To do: Count how many lines below include the string "dacă", and give that number without anything else.

Task inputs:
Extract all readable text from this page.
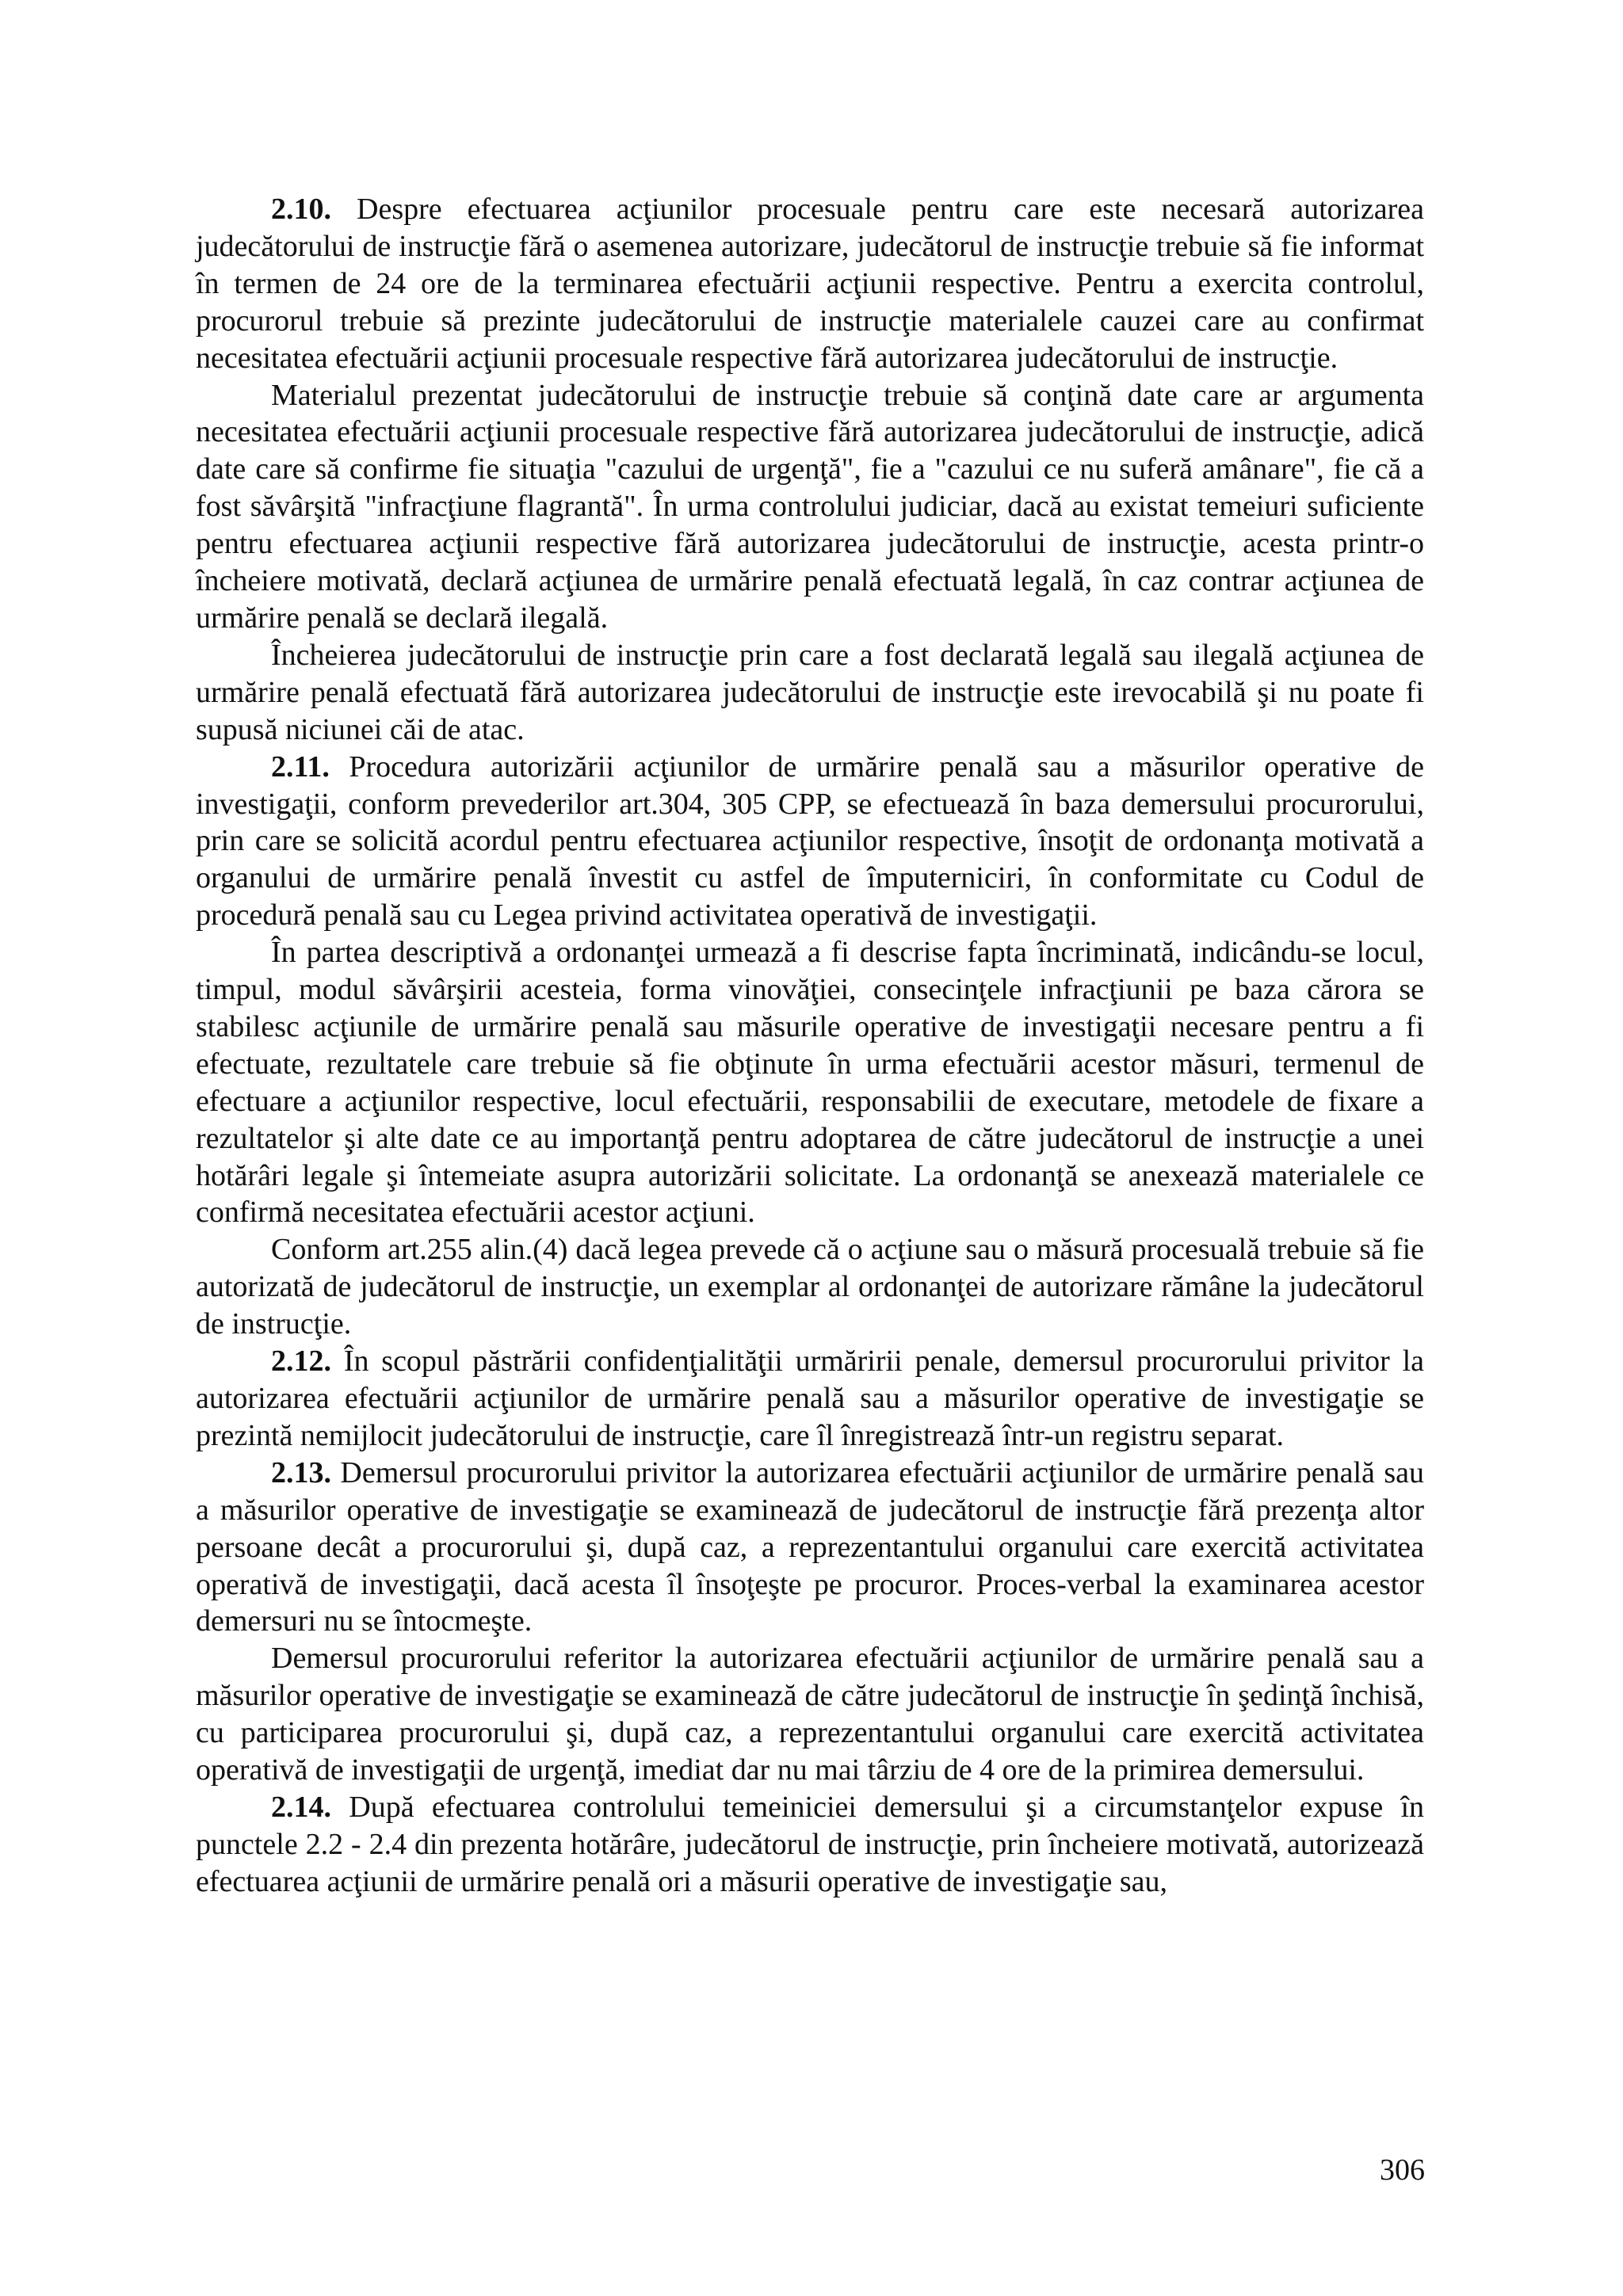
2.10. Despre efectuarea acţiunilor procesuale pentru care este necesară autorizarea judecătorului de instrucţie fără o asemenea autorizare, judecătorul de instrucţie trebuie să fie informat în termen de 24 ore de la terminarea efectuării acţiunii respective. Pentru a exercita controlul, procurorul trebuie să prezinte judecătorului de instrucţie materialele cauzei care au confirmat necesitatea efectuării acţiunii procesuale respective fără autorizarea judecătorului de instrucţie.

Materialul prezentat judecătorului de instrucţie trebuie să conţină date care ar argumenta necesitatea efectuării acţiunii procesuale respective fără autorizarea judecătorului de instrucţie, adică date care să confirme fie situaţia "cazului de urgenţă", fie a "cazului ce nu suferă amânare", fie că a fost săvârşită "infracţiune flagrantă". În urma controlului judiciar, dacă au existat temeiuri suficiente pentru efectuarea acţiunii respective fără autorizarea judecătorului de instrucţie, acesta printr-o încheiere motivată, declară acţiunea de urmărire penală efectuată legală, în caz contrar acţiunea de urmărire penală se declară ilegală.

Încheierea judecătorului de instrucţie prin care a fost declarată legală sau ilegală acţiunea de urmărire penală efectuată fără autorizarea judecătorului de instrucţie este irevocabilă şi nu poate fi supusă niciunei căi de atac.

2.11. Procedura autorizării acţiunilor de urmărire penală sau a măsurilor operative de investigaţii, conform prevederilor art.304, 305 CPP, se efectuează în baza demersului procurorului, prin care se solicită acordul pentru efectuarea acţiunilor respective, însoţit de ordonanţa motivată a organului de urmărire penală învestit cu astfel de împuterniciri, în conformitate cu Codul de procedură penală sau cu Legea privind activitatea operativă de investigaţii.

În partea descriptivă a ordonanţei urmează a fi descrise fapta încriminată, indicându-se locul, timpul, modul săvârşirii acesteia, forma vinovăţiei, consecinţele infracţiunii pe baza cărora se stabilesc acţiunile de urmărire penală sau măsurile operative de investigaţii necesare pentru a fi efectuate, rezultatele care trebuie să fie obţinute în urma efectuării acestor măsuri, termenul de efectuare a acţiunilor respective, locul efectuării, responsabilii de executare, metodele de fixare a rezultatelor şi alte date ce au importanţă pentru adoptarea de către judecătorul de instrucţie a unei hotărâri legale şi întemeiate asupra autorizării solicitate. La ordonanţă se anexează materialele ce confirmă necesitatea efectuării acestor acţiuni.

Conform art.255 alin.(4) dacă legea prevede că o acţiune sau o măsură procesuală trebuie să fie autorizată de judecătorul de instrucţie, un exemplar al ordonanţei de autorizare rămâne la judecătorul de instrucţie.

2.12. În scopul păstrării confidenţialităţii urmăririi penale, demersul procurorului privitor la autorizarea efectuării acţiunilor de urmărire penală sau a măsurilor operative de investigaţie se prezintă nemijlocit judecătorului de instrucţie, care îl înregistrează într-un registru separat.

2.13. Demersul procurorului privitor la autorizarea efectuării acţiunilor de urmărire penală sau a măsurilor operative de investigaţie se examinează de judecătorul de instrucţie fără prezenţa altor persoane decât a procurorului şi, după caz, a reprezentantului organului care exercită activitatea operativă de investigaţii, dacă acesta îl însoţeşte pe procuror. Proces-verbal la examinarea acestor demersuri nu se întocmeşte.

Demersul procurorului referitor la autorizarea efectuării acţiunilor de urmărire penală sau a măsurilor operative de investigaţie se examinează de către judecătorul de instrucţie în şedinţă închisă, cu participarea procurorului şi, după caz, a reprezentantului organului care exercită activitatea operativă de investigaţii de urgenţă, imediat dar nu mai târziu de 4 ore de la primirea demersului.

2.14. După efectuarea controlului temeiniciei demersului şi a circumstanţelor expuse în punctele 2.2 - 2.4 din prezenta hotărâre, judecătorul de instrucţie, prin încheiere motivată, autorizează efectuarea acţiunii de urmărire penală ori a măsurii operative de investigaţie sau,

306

Solution for this task: 3